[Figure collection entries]
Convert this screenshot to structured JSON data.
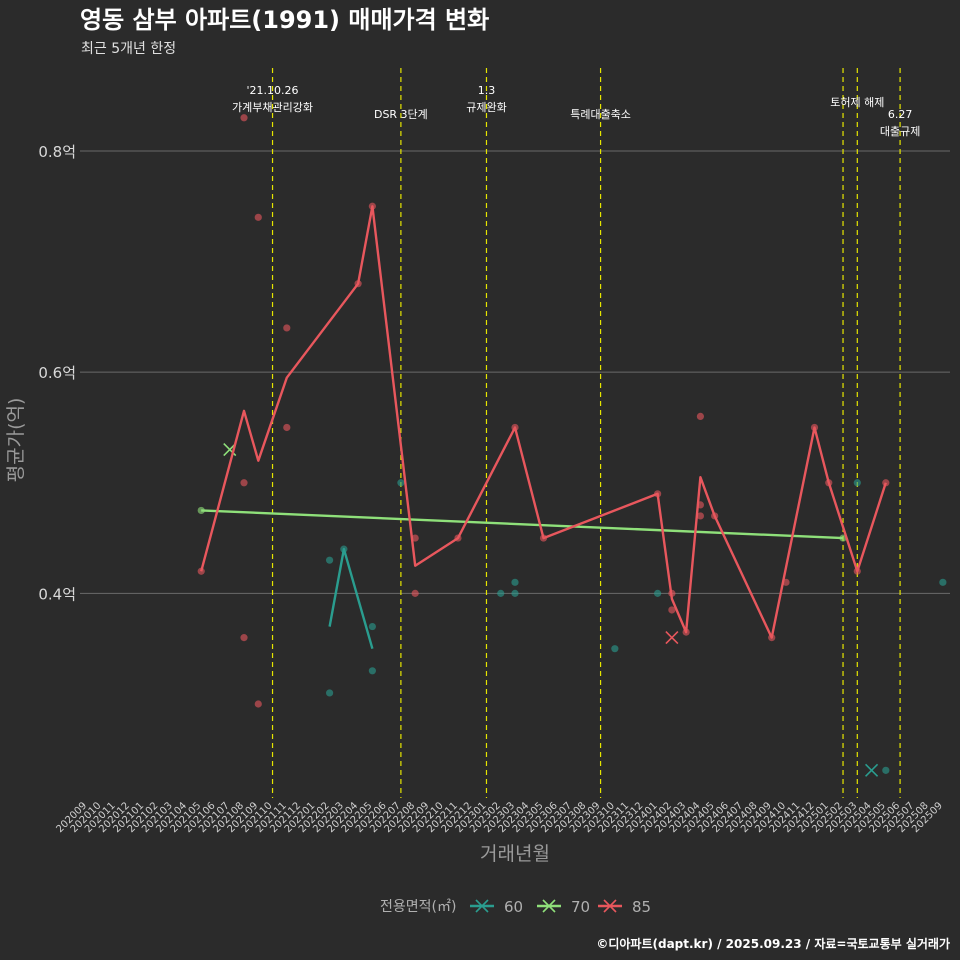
{
  "chart_data": {
    "type": "line",
    "title": "영동 삼부 아파트(1991) 매매가격 변화",
    "subtitle": "최근 5개년 한정",
    "xlabel": "거래년월",
    "ylabel": "평균가(억)",
    "categories": [
      "202009",
      "202010",
      "202011",
      "202012",
      "202101",
      "202102",
      "202103",
      "202104",
      "202105",
      "202106",
      "202107",
      "202108",
      "202109",
      "202110",
      "202111",
      "202112",
      "202201",
      "202202",
      "202203",
      "202204",
      "202205",
      "202206",
      "202207",
      "202208",
      "202209",
      "202210",
      "202211",
      "202212",
      "202301",
      "202302",
      "202303",
      "202304",
      "202305",
      "202306",
      "202307",
      "202308",
      "202309",
      "202310",
      "202311",
      "202312",
      "202401",
      "202402",
      "202403",
      "202404",
      "202405",
      "202406",
      "202407",
      "202408",
      "202409",
      "202410",
      "202411",
      "202412",
      "202501",
      "202502",
      "202503",
      "202504",
      "202505",
      "202506",
      "202507",
      "202508",
      "202509"
    ],
    "yticks": [
      {
        "value": 0.4,
        "label": "0.4억"
      },
      {
        "value": 0.6,
        "label": "0.6억"
      },
      {
        "value": 0.8,
        "label": "0.8억"
      }
    ],
    "ylim": [
      0.215,
      0.875
    ],
    "grid": true,
    "series": [
      {
        "name": "60",
        "color": "#2a9d8f",
        "line": [
          {
            "x": "202202",
            "y": 0.37
          },
          {
            "x": "202203",
            "y": 0.44
          },
          {
            "x": "202205",
            "y": 0.35
          }
        ],
        "points": [
          {
            "x": "202202",
            "y": 0.43
          },
          {
            "x": "202202",
            "y": 0.31
          },
          {
            "x": "202203",
            "y": 0.44
          },
          {
            "x": "202205",
            "y": 0.37
          },
          {
            "x": "202205",
            "y": 0.33
          },
          {
            "x": "202207",
            "y": 0.5
          },
          {
            "x": "202302",
            "y": 0.4
          },
          {
            "x": "202303",
            "y": 0.41
          },
          {
            "x": "202303",
            "y": 0.4
          },
          {
            "x": "202310",
            "y": 0.35
          },
          {
            "x": "202401",
            "y": 0.4
          },
          {
            "x": "202503",
            "y": 0.5
          },
          {
            "x": "202505",
            "y": 0.24
          },
          {
            "x": "202509",
            "y": 0.41
          }
        ],
        "crosses": [
          {
            "x": "202504",
            "y": 0.24
          }
        ]
      },
      {
        "name": "70",
        "color": "#8fe07a",
        "line": [
          {
            "x": "202105",
            "y": 0.475
          },
          {
            "x": "202502",
            "y": 0.45
          }
        ],
        "points": [
          {
            "x": "202105",
            "y": 0.475
          },
          {
            "x": "202502",
            "y": 0.45
          }
        ],
        "crosses": [
          {
            "x": "202107",
            "y": 0.53
          }
        ]
      },
      {
        "name": "85",
        "color": "#e8575d",
        "line": [
          {
            "x": "202105",
            "y": 0.42
          },
          {
            "x": "202108",
            "y": 0.565
          },
          {
            "x": "202109",
            "y": 0.52
          },
          {
            "x": "202111",
            "y": 0.595
          },
          {
            "x": "202204",
            "y": 0.68
          },
          {
            "x": "202205",
            "y": 0.75
          },
          {
            "x": "202208",
            "y": 0.425
          },
          {
            "x": "202211",
            "y": 0.45
          },
          {
            "x": "202303",
            "y": 0.55
          },
          {
            "x": "202305",
            "y": 0.45
          },
          {
            "x": "202401",
            "y": 0.49
          },
          {
            "x": "202402",
            "y": 0.395
          },
          {
            "x": "202403",
            "y": 0.365
          },
          {
            "x": "202404",
            "y": 0.505
          },
          {
            "x": "202405",
            "y": 0.47
          },
          {
            "x": "202409",
            "y": 0.36
          },
          {
            "x": "202412",
            "y": 0.55
          },
          {
            "x": "202501",
            "y": 0.5
          },
          {
            "x": "202503",
            "y": 0.42
          },
          {
            "x": "202505",
            "y": 0.5
          }
        ],
        "points": [
          {
            "x": "202105",
            "y": 0.42
          },
          {
            "x": "202108",
            "y": 0.83
          },
          {
            "x": "202108",
            "y": 0.5
          },
          {
            "x": "202108",
            "y": 0.36
          },
          {
            "x": "202109",
            "y": 0.74
          },
          {
            "x": "202109",
            "y": 0.3
          },
          {
            "x": "202111",
            "y": 0.64
          },
          {
            "x": "202111",
            "y": 0.55
          },
          {
            "x": "202204",
            "y": 0.68
          },
          {
            "x": "202205",
            "y": 0.75
          },
          {
            "x": "202208",
            "y": 0.45
          },
          {
            "x": "202208",
            "y": 0.4
          },
          {
            "x": "202211",
            "y": 0.45
          },
          {
            "x": "202303",
            "y": 0.55
          },
          {
            "x": "202305",
            "y": 0.45
          },
          {
            "x": "202401",
            "y": 0.49
          },
          {
            "x": "202402",
            "y": 0.4
          },
          {
            "x": "202402",
            "y": 0.385
          },
          {
            "x": "202403",
            "y": 0.365
          },
          {
            "x": "202404",
            "y": 0.56
          },
          {
            "x": "202404",
            "y": 0.48
          },
          {
            "x": "202404",
            "y": 0.47
          },
          {
            "x": "202405",
            "y": 0.47
          },
          {
            "x": "202409",
            "y": 0.36
          },
          {
            "x": "202410",
            "y": 0.41
          },
          {
            "x": "202412",
            "y": 0.55
          },
          {
            "x": "202501",
            "y": 0.5
          },
          {
            "x": "202503",
            "y": 0.42
          },
          {
            "x": "202505",
            "y": 0.5
          }
        ],
        "crosses": [
          {
            "x": "202402",
            "y": 0.36
          }
        ]
      }
    ],
    "annotations": [
      {
        "x": "202110",
        "lines": [
          "'21.10.26",
          "가계부채관리강화"
        ],
        "tier": 0
      },
      {
        "x": "202207",
        "lines": [
          "DSR 3단계"
        ],
        "tier": 1
      },
      {
        "x": "202301",
        "lines": [
          "1.3",
          "규제완화"
        ],
        "tier": 0
      },
      {
        "x": "202309",
        "lines": [
          "특례대출축소"
        ],
        "tier": 1
      },
      {
        "x": "202502",
        "lines": [],
        "tier": 0
      },
      {
        "x": "202503",
        "lines": [
          "토허제 해제"
        ],
        "tier": 0.5
      },
      {
        "x": "202506",
        "lines": [
          "6.27",
          "대출규제"
        ],
        "tier": 1
      }
    ],
    "legend": {
      "title": "전용면적(㎡)",
      "position": "bottom",
      "items": [
        "60",
        "70",
        "85"
      ]
    }
  },
  "caption": "©디아파트(dapt.kr) / 2025.09.23 / 자료=국토교통부 실거래가",
  "annotation_color": "#e6e600",
  "grid_color": "#6a6a6a"
}
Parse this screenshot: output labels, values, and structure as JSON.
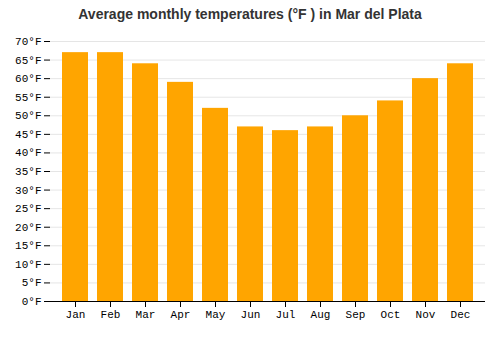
{
  "chart_data": {
    "type": "bar",
    "title": "Average monthly temperatures (°F ) in Mar del Plata",
    "categories": [
      "Jan",
      "Feb",
      "Mar",
      "Apr",
      "May",
      "Jun",
      "Jul",
      "Aug",
      "Sep",
      "Oct",
      "Nov",
      "Dec"
    ],
    "values": [
      67,
      67,
      64,
      59,
      52,
      47,
      46,
      47,
      50,
      54,
      60,
      64
    ],
    "color": "#FFA500",
    "ylim": [
      0,
      70
    ],
    "yticks": [
      {
        "value": 0,
        "label": "0°F"
      },
      {
        "value": 5,
        "label": "5°F"
      },
      {
        "value": 10,
        "label": "10°F"
      },
      {
        "value": 15,
        "label": "15°F"
      },
      {
        "value": 20,
        "label": "20°F"
      },
      {
        "value": 25,
        "label": "25°F"
      },
      {
        "value": 30,
        "label": "30°F"
      },
      {
        "value": 35,
        "label": "35°F"
      },
      {
        "value": 40,
        "label": "40°F"
      },
      {
        "value": 45,
        "label": "45°F"
      },
      {
        "value": 50,
        "label": "50°F"
      },
      {
        "value": 55,
        "label": "55°F"
      },
      {
        "value": 60,
        "label": "60°F"
      },
      {
        "value": 65,
        "label": "65°F"
      },
      {
        "value": 70,
        "label": "70°F"
      }
    ],
    "grid": true
  }
}
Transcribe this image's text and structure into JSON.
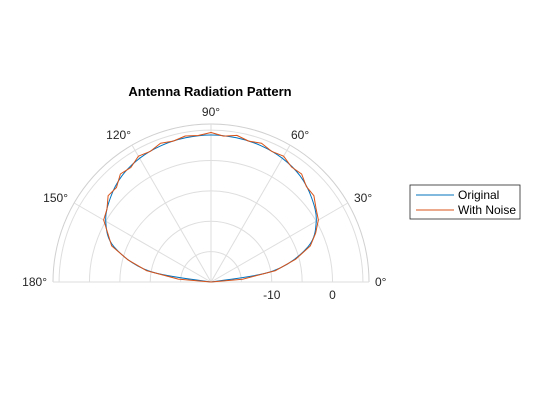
{
  "chart_data": {
    "type": "line",
    "coordinate_system": "polar",
    "angle_range_deg": [
      0,
      180
    ],
    "title": "Antenna Radiation Pattern",
    "theta_tick_labels": [
      "0°",
      "30°",
      "60°",
      "90°",
      "120°",
      "150°",
      "180°"
    ],
    "r_tick_labels": [
      "-10",
      "0"
    ],
    "rlim": [
      -20,
      6
    ],
    "grid": true,
    "legend_position": "right",
    "series": [
      {
        "name": "Original",
        "color": "#0072BD",
        "theta_deg": [
          0,
          10,
          20,
          30,
          40,
          50,
          60,
          70,
          80,
          90,
          100,
          110,
          120,
          130,
          140,
          150,
          160,
          170,
          180
        ],
        "r": [
          -20,
          -9.7,
          -3.0,
          0,
          1.6,
          2.8,
          3.5,
          3.9,
          4.1,
          4.2,
          4.1,
          3.9,
          3.5,
          2.8,
          1.6,
          0,
          -3.0,
          -9.7,
          -20
        ]
      },
      {
        "name": "With Noise",
        "color": "#D95319",
        "theta_deg": [
          0,
          5,
          10,
          15,
          20,
          25,
          30,
          35,
          40,
          45,
          50,
          55,
          60,
          65,
          70,
          75,
          80,
          85,
          90,
          95,
          100,
          105,
          110,
          115,
          120,
          125,
          130,
          135,
          140,
          145,
          150,
          155,
          160,
          165,
          170,
          175,
          180
        ],
        "r": [
          -20,
          -14.8,
          -9.2,
          -5.6,
          -2.6,
          -1.0,
          0.4,
          1.1,
          2.1,
          2.2,
          3.2,
          3.1,
          3.9,
          3.7,
          4.3,
          4.0,
          4.5,
          4.1,
          4.6,
          4.2,
          4.4,
          4.0,
          4.3,
          3.7,
          3.9,
          3.0,
          3.2,
          2.0,
          2.1,
          0.9,
          0.4,
          -1.3,
          -2.6,
          -5.8,
          -9.2,
          -14.6,
          -20
        ]
      }
    ]
  }
}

» **SET EXERCISE**
Determine how many lines include the string "screenshot". Give no answer but the number.

» **RESULT OF THIS TASK**
2